GIVEN TASK: Go through the listing and return every line with "lifter" in it.
━━━━━ RECORDS TO PROCESS
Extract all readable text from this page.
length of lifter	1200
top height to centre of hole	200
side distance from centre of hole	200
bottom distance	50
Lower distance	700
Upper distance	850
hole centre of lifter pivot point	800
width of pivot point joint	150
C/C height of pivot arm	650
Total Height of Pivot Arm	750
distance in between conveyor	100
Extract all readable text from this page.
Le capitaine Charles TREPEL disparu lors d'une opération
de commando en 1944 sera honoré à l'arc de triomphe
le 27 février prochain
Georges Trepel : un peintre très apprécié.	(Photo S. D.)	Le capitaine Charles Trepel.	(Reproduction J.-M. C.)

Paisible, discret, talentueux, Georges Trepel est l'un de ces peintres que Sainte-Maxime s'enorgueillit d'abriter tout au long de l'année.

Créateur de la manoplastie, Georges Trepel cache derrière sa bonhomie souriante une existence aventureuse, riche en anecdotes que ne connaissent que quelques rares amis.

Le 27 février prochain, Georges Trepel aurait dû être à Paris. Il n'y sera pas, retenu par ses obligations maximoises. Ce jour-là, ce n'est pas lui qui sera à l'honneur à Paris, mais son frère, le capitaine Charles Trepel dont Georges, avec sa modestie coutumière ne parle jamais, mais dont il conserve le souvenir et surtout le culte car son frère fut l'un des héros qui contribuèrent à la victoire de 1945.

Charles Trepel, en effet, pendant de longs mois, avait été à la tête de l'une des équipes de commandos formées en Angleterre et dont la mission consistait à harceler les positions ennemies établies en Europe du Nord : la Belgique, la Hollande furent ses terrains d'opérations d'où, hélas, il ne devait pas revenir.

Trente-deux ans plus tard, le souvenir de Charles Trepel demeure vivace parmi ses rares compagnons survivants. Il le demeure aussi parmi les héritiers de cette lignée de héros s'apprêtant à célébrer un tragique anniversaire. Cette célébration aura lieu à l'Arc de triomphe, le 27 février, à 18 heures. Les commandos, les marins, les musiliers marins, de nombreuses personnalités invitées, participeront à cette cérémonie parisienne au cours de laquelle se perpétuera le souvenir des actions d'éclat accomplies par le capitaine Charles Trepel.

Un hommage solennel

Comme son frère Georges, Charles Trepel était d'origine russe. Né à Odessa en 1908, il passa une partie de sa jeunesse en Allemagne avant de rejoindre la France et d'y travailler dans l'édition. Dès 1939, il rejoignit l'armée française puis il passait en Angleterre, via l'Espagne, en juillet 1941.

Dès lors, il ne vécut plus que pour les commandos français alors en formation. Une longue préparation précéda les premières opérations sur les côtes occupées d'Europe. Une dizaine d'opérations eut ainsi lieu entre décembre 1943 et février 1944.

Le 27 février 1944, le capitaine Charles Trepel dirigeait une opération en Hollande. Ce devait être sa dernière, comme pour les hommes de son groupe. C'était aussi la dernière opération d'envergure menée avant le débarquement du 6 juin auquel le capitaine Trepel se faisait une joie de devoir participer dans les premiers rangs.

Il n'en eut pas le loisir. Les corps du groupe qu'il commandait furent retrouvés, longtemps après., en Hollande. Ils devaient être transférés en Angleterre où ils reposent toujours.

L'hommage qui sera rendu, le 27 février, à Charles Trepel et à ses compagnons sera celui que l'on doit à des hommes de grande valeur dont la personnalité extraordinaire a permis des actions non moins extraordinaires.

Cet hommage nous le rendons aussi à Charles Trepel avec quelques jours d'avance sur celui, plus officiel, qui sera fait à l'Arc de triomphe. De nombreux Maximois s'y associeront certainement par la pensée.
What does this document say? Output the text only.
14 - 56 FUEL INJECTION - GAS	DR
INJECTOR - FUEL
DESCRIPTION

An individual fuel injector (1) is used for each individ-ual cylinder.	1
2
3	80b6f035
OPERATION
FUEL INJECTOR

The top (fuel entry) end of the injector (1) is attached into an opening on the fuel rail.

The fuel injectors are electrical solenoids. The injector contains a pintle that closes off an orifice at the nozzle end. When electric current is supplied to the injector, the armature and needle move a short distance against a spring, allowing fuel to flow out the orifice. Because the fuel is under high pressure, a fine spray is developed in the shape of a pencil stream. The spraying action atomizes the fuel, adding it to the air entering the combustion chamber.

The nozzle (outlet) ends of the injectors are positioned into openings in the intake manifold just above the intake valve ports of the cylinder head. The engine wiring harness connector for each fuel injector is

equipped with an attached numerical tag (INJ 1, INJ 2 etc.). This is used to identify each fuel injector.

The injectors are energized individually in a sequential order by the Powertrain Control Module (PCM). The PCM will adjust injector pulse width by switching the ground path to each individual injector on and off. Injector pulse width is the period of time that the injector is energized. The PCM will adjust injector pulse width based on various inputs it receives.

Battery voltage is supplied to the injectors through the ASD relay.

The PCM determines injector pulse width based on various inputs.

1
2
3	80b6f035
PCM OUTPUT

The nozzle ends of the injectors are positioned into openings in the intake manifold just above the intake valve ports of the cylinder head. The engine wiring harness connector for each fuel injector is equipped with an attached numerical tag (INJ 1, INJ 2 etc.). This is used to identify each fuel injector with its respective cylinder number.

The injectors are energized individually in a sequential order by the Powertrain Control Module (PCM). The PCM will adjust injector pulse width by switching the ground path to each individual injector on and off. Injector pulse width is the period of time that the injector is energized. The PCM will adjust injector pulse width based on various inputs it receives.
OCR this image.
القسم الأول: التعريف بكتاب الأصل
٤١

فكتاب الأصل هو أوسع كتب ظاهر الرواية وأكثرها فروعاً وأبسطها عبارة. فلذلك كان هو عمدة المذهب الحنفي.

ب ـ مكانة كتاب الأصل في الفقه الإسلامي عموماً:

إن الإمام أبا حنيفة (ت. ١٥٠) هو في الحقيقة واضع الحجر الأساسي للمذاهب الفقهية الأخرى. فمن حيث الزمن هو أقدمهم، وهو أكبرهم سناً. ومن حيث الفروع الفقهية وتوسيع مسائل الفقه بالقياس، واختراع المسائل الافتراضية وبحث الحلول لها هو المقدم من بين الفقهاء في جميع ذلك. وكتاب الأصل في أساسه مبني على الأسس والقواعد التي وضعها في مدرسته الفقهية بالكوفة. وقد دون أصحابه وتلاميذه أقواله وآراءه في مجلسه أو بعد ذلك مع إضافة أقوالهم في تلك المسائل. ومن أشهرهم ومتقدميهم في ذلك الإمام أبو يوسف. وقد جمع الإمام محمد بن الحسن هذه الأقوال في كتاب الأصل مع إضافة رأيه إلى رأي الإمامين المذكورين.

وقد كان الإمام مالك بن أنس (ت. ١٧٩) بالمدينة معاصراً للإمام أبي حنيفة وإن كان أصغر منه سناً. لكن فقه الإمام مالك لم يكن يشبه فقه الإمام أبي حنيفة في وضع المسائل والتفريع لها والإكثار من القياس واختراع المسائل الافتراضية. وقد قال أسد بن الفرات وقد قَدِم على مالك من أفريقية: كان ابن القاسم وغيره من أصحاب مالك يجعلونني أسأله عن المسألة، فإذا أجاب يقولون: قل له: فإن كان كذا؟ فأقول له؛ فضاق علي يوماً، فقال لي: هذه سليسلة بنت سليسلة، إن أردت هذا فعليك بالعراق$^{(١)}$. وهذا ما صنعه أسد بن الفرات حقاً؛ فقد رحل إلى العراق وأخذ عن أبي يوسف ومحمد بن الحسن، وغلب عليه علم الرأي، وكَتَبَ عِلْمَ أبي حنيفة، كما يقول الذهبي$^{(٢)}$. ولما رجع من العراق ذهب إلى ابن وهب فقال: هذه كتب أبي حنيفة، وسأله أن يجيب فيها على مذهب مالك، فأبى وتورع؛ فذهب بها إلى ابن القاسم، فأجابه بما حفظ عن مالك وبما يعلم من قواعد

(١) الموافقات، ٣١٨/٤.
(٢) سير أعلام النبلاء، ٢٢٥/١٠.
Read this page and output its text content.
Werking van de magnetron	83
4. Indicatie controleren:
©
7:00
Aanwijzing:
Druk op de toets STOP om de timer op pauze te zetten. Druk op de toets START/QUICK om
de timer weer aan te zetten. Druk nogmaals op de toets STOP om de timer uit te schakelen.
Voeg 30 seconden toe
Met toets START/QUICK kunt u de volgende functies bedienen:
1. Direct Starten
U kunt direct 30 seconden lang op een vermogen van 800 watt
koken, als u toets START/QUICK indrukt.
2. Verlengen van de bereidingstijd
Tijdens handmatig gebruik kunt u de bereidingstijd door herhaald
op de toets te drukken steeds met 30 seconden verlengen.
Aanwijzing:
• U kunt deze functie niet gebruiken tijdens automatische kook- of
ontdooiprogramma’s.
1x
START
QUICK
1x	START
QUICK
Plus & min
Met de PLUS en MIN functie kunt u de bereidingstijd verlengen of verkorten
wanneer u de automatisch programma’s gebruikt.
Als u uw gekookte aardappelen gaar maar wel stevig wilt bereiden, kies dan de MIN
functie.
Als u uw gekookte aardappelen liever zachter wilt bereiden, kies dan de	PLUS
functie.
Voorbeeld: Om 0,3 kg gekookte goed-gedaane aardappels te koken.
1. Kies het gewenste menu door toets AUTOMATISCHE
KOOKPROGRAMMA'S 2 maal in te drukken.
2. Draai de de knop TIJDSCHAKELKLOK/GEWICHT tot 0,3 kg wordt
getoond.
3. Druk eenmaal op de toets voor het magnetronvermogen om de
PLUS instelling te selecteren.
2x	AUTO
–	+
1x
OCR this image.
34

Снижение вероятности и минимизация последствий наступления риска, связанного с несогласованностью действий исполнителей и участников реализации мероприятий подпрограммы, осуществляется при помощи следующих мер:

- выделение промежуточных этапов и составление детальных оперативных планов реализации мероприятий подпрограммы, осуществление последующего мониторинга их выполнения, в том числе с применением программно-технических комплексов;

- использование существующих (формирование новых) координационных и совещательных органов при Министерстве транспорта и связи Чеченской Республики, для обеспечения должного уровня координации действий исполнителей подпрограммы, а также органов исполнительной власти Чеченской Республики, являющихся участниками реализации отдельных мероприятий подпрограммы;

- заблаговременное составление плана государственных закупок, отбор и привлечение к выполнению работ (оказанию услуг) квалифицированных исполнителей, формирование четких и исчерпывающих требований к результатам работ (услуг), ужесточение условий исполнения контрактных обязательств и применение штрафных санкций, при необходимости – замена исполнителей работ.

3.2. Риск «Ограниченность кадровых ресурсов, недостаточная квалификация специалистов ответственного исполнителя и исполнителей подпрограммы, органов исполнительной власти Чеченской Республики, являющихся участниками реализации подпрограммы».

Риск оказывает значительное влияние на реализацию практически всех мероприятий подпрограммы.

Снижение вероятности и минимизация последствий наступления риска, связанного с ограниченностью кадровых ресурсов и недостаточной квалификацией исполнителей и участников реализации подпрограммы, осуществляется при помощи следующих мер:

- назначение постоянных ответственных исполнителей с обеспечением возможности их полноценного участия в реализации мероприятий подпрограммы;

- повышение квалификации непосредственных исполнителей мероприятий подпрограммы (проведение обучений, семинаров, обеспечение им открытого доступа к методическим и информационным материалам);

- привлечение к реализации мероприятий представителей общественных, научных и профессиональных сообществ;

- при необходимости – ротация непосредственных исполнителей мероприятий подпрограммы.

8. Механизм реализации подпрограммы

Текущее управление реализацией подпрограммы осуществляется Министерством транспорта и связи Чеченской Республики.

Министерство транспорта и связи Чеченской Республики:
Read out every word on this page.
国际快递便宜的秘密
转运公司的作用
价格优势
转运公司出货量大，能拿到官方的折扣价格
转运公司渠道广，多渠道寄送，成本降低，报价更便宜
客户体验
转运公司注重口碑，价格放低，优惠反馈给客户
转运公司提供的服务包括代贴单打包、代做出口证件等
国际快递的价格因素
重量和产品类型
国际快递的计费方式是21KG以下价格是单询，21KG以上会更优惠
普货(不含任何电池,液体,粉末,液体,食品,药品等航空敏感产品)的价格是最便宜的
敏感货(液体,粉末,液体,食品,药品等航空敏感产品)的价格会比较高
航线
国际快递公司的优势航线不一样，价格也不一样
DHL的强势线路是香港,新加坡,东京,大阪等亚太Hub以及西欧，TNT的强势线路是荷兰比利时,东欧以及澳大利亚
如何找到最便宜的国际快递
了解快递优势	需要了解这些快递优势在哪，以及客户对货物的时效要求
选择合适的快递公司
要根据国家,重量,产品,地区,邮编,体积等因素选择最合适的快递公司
━━━━━━━━━━
THE RESULT:
length of lifter	1200
hole centre of lifter pivot point	800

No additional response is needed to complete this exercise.